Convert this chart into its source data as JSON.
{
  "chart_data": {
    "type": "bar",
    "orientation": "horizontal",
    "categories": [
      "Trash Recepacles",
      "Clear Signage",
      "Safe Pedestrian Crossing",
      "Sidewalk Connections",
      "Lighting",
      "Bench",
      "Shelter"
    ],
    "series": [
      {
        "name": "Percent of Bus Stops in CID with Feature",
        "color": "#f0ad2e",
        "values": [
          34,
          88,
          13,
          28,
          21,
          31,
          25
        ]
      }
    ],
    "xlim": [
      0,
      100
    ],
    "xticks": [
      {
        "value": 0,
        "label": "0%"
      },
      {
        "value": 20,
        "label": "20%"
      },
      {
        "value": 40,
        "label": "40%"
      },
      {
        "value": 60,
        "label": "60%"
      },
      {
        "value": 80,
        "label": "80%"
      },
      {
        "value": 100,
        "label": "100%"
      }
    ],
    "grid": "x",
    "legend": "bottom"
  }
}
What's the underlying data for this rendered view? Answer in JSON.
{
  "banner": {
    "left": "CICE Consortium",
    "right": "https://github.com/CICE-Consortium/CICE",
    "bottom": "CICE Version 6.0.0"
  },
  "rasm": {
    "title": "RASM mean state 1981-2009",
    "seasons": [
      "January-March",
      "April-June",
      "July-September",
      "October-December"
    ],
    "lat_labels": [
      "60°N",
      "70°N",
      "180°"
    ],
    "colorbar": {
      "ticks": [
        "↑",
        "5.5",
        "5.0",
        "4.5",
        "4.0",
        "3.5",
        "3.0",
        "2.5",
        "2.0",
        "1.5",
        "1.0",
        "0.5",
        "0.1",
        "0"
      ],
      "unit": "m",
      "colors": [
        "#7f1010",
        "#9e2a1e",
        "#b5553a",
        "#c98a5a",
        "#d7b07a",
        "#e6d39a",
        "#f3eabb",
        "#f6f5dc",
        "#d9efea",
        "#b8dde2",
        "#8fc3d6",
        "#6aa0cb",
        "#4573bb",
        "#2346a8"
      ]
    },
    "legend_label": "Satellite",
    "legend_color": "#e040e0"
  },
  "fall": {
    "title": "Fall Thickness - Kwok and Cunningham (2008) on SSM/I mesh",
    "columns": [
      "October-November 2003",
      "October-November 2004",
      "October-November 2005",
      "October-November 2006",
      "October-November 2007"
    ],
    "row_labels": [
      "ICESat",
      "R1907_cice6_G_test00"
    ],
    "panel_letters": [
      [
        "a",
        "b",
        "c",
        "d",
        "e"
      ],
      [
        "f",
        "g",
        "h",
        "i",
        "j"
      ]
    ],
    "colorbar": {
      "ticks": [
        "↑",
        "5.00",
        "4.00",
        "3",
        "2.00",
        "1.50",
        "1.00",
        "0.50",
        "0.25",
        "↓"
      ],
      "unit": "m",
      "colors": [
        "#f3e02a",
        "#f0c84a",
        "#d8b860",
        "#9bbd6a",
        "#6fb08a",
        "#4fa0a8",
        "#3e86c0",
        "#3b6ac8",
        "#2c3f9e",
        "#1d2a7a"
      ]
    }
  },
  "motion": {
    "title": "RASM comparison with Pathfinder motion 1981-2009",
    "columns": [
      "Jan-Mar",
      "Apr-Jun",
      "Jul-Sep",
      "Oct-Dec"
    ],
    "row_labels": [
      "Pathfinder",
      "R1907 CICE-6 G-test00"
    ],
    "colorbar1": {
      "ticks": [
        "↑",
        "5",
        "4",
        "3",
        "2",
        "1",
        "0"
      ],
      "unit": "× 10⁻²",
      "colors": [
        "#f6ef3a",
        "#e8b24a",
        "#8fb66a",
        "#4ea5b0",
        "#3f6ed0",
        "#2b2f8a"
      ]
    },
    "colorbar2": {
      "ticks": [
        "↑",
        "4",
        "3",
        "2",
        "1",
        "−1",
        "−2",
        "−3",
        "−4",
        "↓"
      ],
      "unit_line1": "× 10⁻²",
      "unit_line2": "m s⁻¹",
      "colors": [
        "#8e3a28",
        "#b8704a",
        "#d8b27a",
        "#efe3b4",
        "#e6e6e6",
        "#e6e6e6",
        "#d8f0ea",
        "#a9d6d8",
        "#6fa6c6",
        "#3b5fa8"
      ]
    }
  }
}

···

## Challenge
Send back every record, precisely as written.

## Result
Convert this chart into its source data as JSON.
{
  "chart_data": {
    "type": "bar",
    "orientation": "horizontal",
    "categories": [
      "Trash Recepacles",
      "Clear Signage",
      "Safe Pedestrian Crossing",
      "Sidewalk Connections",
      "Lighting",
      "Bench",
      "Shelter"
    ],
    "series": [
      {
        "name": "Percent of Bus Stops in CID with Feature",
        "color": "#f0ad2e",
        "values": [
          34,
          88,
          13,
          28,
          21,
          31,
          25
        ]
      }
    ],
    "xlim": [
      0,
      100
    ],
    "xticks": [
      {
        "value": 0,
        "label": "0%"
      },
      {
        "value": 20,
        "label": "20%"
      },
      {
        "value": 40,
        "label": "40%"
      },
      {
        "value": 60,
        "label": "60%"
      },
      {
        "value": 80,
        "label": "80%"
      },
      {
        "value": 100,
        "label": "100%"
      }
    ],
    "grid": "x",
    "legend": "bottom"
  }
}
What's the underlying data for this rendered view? Answer in JSON.
{
  "banner": {
    "left": "CICE Consortium",
    "right": "https://github.com/CICE-Consortium/CICE",
    "bottom": "CICE Version 6.0.0"
  },
  "rasm": {
    "title": "RASM mean state 1981-2009",
    "seasons": [
      "January-March",
      "April-June",
      "July-September",
      "October-December"
    ],
    "lat_labels": [
      "60°N",
      "70°N",
      "180°"
    ],
    "colorbar": {
      "ticks": [
        "↑",
        "5.5",
        "5.0",
        "4.5",
        "4.0",
        "3.5",
        "3.0",
        "2.5",
        "2.0",
        "1.5",
        "1.0",
        "0.5",
        "0.1",
        "0"
      ],
      "unit": "m",
      "colors": [
        "#7f1010",
        "#9e2a1e",
        "#b5553a",
        "#c98a5a",
        "#d7b07a",
        "#e6d39a",
        "#f3eabb",
        "#f6f5dc",
        "#d9efea",
        "#b8dde2",
        "#8fc3d6",
        "#6aa0cb",
        "#4573bb",
        "#2346a8"
      ]
    },
    "legend_label": "Satellite",
    "legend_color": "#e040e0"
  },
  "fall": {
    "title": "Fall Thickness - Kwok and Cunningham (2008) on SSM/I mesh",
    "columns": [
      "October-November 2003",
      "October-November 2004",
      "October-November 2005",
      "October-November 2006",
      "October-November 2007"
    ],
    "row_labels": [
      "ICESat",
      "R1907_cice6_G_test00"
    ],
    "panel_letters": [
      [
        "a",
        "b",
        "c",
        "d",
        "e"
      ],
      [
        "f",
        "g",
        "h",
        "i",
        "j"
      ]
    ],
    "colorbar": {
      "ticks": [
        "↑",
        "5.00",
        "4.00",
        "3",
        "2.00",
        "1.50",
        "1.00",
        "0.50",
        "0.25",
        "↓"
      ],
      "unit": "m",
      "colors": [
        "#f3e02a",
        "#f0c84a",
        "#d8b860",
        "#9bbd6a",
        "#6fb08a",
        "#4fa0a8",
        "#3e86c0",
        "#3b6ac8",
        "#2c3f9e",
        "#1d2a7a"
      ]
    }
  },
  "motion": {
    "title": "RASM comparison with Pathfinder motion 1981-2009",
    "columns": [
      "Jan-Mar",
      "Apr-Jun",
      "Jul-Sep",
      "Oct-Dec"
    ],
    "row_labels": [
      "Pathfinder",
      "R1907 CICE-6 G-test00"
    ],
    "colorbar1": {
      "ticks": [
        "↑",
        "5",
        "4",
        "3",
        "2",
        "1",
        "0"
      ],
      "unit": "× 10⁻²",
      "colors": [
        "#f6ef3a",
        "#e8b24a",
        "#8fb66a",
        "#4ea5b0",
        "#3f6ed0",
        "#2b2f8a"
      ]
    },
    "colorbar2": {
      "ticks": [
        "↑",
        "4",
        "3",
        "2",
        "1",
        "−1",
        "−2",
        "−3",
        "−4",
        "↓"
      ],
      "unit_line1": "× 10⁻²",
      "unit_line2": "m s⁻¹",
      "colors": [
        "#8e3a28",
        "#b8704a",
        "#d8b27a",
        "#efe3b4",
        "#e6e6e6",
        "#e6e6e6",
        "#d8f0ea",
        "#a9d6d8",
        "#6fa6c6",
        "#3b5fa8"
      ]
    }
  }
}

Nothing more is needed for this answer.